• Problem:
Collect all lines containing the word "Beam" from the data.

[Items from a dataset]
════

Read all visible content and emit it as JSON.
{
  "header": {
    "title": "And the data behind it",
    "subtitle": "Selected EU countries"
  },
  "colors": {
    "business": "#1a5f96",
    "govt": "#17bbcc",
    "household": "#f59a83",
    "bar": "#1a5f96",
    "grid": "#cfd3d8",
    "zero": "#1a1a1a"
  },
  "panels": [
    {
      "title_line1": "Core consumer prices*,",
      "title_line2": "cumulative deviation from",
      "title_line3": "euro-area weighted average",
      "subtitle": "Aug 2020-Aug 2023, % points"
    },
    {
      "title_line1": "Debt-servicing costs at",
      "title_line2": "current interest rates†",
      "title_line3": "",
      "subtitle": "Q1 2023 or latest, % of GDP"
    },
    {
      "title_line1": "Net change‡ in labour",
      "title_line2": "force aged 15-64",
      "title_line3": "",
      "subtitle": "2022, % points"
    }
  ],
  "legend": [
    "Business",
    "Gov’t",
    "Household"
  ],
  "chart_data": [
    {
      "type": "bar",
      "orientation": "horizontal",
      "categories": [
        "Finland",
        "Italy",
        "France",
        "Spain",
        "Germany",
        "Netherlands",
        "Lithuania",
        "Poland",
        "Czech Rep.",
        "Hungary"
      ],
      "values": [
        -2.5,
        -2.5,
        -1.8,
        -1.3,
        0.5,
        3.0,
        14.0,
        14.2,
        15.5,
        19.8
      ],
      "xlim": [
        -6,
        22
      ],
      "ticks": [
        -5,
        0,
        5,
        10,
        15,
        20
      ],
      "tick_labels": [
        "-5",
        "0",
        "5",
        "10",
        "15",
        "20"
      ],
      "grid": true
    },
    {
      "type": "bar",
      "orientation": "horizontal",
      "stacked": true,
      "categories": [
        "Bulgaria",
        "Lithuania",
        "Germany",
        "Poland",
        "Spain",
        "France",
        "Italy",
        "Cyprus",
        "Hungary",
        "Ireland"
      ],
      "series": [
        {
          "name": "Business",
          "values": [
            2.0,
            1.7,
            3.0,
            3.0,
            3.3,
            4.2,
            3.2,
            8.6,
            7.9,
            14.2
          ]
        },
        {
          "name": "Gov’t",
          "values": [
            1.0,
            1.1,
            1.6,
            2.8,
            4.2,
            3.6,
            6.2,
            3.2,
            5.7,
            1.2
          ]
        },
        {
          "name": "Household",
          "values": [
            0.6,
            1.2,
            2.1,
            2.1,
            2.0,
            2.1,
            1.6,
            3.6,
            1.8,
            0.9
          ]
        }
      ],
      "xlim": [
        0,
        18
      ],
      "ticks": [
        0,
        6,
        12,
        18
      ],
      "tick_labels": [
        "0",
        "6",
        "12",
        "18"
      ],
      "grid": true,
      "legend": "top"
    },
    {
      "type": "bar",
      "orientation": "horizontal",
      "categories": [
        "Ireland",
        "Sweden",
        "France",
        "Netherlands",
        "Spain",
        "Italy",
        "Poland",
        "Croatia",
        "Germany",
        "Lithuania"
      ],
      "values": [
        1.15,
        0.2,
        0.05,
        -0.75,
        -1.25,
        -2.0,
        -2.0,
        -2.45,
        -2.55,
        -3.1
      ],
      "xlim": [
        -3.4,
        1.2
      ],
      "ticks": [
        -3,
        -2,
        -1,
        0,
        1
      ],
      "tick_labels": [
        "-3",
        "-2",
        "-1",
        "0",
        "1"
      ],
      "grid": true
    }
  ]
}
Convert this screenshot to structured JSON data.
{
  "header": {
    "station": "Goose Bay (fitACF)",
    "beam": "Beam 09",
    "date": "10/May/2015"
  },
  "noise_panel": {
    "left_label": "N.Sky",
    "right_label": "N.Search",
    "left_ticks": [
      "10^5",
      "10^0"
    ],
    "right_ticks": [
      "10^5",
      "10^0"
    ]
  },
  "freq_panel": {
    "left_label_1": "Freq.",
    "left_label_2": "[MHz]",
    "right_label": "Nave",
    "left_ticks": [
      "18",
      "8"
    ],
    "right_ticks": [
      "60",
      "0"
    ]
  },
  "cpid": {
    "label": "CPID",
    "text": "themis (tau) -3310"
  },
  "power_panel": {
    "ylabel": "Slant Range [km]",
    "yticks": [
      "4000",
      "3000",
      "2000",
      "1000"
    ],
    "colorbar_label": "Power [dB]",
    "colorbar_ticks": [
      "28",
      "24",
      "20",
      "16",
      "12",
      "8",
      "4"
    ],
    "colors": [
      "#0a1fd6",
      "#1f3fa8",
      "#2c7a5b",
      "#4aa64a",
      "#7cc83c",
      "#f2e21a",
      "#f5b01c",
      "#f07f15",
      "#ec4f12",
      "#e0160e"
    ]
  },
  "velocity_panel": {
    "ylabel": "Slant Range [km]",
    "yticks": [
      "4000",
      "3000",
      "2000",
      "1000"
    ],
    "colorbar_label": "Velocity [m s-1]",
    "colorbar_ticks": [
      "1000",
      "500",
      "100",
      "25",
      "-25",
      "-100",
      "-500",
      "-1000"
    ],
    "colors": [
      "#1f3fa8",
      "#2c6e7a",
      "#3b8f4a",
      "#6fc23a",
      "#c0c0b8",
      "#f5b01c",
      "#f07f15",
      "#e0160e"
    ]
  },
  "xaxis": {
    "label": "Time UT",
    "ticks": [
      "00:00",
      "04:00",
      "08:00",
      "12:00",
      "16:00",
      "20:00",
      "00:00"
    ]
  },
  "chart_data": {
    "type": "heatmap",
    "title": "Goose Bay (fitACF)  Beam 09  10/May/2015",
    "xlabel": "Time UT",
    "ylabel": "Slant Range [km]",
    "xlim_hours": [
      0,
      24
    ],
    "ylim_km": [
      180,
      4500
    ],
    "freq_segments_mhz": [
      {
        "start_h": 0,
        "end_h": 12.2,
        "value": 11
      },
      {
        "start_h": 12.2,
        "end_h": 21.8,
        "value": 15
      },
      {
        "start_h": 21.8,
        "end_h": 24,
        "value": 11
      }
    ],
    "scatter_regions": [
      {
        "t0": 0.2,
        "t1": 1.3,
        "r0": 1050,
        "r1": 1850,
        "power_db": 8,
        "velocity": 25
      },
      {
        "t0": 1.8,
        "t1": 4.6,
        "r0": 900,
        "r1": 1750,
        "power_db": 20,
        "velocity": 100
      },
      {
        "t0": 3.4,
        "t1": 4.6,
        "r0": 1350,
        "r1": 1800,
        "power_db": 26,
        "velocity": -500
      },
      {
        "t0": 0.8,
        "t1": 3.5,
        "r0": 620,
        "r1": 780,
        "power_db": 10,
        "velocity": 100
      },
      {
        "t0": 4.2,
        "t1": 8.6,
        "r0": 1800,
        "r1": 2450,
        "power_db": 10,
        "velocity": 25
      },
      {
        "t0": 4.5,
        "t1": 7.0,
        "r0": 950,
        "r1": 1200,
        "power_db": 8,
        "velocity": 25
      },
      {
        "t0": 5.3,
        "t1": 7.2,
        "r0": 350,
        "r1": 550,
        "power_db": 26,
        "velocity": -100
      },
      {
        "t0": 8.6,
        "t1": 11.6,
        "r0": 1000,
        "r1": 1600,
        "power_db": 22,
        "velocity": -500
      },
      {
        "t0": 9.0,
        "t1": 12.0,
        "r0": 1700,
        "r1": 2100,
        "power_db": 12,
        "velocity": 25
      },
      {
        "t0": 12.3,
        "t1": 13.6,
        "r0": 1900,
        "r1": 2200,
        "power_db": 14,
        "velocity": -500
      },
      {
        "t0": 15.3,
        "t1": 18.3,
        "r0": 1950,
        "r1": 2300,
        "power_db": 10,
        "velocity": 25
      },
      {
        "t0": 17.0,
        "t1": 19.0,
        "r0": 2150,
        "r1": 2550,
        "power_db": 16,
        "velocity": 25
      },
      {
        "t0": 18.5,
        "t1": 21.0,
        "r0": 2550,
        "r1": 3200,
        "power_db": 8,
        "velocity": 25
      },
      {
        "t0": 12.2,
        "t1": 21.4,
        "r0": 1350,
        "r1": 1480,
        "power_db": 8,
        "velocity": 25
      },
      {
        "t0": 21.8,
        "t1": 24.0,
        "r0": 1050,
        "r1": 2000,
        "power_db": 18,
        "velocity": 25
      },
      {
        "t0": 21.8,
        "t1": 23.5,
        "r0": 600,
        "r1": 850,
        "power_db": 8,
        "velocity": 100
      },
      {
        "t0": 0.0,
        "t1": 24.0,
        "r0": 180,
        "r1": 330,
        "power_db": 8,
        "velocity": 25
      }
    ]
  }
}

════

• Solution to this exercise:
    "beam": "Beam 09",
    "title": "Goose Bay (fitACF)  Beam 09  10/May/2015",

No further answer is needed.